### INSTRUCTIONS TO FOLLOW:
Show every line of the data that includes the word "mean".

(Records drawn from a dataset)
↓
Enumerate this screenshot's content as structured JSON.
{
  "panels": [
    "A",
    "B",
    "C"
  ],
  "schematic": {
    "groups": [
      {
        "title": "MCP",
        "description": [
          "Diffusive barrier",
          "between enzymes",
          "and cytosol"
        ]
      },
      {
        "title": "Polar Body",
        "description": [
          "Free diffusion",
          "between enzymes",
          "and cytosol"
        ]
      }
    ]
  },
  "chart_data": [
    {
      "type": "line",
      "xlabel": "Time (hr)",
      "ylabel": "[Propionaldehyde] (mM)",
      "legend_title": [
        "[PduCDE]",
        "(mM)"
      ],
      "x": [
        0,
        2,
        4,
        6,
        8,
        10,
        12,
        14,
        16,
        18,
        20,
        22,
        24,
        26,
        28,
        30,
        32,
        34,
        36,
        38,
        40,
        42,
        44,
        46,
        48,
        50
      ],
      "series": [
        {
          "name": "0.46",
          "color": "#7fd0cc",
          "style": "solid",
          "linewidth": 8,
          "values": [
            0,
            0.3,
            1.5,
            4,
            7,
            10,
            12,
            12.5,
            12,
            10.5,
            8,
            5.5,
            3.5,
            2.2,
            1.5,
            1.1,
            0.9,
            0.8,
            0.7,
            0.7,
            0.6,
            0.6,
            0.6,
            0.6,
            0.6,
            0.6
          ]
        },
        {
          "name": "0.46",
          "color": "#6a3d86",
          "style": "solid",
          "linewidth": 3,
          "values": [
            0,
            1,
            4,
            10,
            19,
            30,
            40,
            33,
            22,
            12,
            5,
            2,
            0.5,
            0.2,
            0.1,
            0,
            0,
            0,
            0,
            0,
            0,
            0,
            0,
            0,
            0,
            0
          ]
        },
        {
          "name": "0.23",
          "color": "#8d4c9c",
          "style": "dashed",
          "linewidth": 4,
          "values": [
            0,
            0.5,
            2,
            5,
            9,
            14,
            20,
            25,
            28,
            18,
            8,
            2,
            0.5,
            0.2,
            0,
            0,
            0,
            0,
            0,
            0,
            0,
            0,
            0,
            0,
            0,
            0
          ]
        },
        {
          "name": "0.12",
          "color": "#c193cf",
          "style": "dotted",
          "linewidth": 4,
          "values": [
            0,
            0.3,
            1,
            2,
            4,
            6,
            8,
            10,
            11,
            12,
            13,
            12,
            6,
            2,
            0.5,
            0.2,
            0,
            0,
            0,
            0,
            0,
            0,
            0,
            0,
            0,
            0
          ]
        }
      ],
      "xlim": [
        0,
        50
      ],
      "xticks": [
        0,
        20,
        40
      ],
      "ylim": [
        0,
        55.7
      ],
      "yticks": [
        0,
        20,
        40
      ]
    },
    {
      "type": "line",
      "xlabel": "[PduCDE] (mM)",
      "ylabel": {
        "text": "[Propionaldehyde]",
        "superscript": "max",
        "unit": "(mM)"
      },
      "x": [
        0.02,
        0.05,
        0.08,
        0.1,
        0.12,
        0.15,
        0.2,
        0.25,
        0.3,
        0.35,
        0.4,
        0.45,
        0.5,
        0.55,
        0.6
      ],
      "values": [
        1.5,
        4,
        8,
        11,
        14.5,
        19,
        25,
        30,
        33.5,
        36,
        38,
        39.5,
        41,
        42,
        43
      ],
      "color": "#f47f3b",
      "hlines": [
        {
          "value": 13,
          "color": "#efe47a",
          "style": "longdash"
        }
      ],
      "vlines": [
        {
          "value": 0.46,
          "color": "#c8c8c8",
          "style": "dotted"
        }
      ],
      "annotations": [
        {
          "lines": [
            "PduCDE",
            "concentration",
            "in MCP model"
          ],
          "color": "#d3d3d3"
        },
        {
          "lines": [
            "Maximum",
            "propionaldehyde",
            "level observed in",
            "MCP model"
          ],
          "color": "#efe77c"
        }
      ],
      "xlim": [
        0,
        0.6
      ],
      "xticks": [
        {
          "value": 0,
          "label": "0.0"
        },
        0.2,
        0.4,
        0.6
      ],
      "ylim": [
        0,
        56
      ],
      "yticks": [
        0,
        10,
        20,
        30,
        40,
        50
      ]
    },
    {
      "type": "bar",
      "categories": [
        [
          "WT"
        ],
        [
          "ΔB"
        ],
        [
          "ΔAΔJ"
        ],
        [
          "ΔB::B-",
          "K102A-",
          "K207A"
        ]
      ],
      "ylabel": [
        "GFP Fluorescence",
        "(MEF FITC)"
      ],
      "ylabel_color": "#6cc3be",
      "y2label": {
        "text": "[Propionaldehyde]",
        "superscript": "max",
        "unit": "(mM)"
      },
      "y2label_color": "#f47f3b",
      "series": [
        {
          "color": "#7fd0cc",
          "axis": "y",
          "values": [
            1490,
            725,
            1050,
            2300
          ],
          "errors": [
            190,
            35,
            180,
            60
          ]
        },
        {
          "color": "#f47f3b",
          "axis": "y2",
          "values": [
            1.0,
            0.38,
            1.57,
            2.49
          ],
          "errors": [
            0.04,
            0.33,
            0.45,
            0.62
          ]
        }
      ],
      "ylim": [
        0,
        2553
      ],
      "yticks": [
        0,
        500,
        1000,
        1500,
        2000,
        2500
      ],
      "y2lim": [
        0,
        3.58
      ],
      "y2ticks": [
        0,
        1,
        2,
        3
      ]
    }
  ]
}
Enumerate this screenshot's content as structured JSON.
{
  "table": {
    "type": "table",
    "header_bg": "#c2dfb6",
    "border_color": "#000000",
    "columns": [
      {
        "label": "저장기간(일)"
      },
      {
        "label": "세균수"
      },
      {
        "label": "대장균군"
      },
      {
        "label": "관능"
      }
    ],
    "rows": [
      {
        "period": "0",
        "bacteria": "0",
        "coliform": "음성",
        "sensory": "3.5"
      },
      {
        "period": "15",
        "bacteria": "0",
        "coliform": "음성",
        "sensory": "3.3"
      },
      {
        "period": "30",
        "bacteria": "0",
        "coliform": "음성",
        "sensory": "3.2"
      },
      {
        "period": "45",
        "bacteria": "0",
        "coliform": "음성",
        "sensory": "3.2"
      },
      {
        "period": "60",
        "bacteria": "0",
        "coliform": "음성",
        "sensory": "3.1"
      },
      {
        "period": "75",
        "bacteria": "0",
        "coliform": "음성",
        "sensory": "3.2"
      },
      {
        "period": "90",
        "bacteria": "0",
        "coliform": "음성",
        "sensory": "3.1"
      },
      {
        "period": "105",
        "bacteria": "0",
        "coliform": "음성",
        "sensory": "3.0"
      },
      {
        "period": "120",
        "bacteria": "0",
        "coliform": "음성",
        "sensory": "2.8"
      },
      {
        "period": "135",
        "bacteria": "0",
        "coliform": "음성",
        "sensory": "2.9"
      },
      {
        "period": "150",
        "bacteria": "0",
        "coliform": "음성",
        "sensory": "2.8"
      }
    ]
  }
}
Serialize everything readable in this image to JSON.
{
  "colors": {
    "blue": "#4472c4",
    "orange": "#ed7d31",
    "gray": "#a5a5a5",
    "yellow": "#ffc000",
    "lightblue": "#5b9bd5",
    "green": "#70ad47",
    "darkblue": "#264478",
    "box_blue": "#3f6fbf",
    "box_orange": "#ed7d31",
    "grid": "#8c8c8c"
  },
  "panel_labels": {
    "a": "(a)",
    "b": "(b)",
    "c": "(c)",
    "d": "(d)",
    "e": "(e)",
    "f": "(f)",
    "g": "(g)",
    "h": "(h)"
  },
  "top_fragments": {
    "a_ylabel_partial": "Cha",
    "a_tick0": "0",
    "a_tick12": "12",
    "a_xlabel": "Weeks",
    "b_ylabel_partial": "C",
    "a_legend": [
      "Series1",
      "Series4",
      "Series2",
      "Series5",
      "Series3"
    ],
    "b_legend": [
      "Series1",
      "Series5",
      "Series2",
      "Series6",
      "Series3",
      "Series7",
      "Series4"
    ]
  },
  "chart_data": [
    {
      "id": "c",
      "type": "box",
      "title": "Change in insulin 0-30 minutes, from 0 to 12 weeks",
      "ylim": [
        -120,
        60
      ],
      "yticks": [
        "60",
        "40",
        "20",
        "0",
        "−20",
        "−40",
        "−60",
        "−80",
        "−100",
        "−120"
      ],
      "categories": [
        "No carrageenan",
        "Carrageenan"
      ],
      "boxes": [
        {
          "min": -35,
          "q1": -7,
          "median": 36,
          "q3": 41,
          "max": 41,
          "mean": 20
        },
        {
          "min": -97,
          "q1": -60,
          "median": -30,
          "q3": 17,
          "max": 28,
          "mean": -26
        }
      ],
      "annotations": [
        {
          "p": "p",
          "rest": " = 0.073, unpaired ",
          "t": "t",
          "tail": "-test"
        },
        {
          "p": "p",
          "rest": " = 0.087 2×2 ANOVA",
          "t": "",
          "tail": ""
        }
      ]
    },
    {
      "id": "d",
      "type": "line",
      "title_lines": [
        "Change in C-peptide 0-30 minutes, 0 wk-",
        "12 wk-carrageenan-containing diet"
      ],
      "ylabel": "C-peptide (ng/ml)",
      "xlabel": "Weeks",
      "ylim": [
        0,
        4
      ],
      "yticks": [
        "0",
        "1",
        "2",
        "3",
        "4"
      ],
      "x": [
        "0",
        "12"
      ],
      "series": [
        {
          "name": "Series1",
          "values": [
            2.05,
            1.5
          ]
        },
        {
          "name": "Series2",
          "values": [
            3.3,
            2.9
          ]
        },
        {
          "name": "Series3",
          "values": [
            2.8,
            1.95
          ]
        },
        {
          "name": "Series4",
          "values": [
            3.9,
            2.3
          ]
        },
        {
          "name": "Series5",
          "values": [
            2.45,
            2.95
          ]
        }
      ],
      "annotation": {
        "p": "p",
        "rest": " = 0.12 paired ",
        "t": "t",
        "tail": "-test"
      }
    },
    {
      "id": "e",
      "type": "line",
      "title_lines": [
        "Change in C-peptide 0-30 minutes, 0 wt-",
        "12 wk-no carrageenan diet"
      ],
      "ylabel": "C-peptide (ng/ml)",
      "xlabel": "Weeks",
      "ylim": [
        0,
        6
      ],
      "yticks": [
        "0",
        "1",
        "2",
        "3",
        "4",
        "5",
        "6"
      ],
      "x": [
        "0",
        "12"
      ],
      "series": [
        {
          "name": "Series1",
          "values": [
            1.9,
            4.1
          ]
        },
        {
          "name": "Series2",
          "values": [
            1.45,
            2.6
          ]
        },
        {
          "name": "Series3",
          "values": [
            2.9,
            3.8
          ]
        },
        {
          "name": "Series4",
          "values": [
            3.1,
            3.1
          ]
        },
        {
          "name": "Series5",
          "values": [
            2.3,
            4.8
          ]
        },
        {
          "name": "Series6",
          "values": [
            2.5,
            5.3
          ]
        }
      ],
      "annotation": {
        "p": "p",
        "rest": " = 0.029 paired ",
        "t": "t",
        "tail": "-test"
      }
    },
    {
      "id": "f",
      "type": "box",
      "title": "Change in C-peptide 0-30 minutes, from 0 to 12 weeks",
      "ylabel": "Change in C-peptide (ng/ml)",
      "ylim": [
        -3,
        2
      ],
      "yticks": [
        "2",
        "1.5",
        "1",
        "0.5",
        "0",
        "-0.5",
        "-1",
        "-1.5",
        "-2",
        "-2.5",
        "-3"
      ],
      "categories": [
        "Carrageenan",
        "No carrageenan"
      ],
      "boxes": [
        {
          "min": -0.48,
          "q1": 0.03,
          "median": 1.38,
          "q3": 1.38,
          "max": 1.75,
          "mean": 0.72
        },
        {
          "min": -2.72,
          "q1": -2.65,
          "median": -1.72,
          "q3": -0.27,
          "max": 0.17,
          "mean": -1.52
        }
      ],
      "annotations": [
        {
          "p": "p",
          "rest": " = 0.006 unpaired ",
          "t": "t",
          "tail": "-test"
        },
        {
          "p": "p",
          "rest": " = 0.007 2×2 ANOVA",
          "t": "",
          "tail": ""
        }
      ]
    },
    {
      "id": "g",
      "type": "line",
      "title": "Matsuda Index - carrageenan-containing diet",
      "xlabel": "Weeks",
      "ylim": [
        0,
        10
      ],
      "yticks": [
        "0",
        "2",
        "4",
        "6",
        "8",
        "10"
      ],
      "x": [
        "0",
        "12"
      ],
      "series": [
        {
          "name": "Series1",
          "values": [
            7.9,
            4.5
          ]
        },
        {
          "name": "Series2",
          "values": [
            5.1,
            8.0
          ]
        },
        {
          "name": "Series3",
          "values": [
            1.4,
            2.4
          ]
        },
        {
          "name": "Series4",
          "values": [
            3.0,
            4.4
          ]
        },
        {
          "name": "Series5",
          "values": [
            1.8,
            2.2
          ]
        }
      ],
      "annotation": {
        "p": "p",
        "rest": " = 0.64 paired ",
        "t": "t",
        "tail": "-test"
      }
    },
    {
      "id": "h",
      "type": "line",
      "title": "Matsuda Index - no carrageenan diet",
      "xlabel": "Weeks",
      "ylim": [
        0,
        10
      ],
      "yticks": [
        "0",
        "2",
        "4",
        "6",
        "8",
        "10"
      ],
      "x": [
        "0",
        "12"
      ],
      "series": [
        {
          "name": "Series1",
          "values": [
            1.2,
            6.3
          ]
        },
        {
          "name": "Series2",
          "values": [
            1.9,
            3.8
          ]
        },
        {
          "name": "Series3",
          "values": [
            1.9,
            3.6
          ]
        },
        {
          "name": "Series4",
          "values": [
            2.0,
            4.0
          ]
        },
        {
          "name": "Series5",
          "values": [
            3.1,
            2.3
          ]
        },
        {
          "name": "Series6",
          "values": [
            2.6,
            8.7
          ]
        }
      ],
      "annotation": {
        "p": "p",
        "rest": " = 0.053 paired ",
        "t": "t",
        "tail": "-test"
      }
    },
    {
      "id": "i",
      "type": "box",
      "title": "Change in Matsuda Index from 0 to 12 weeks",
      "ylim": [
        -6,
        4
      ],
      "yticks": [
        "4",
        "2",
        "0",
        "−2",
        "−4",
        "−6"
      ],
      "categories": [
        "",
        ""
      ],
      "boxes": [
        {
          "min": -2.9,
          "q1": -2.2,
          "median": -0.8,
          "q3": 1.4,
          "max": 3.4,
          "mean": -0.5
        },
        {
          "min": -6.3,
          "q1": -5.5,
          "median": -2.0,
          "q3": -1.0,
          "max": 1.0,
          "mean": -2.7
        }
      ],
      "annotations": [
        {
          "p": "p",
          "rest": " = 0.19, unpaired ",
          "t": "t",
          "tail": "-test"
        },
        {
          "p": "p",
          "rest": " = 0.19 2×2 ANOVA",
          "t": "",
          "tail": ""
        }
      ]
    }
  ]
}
↑
### ANSWER SPACE:
          "mean": 20
          "mean": -26
          "mean": 0.72
          "mean": -1.52
          "mean": -0.5
          "mean": -2.7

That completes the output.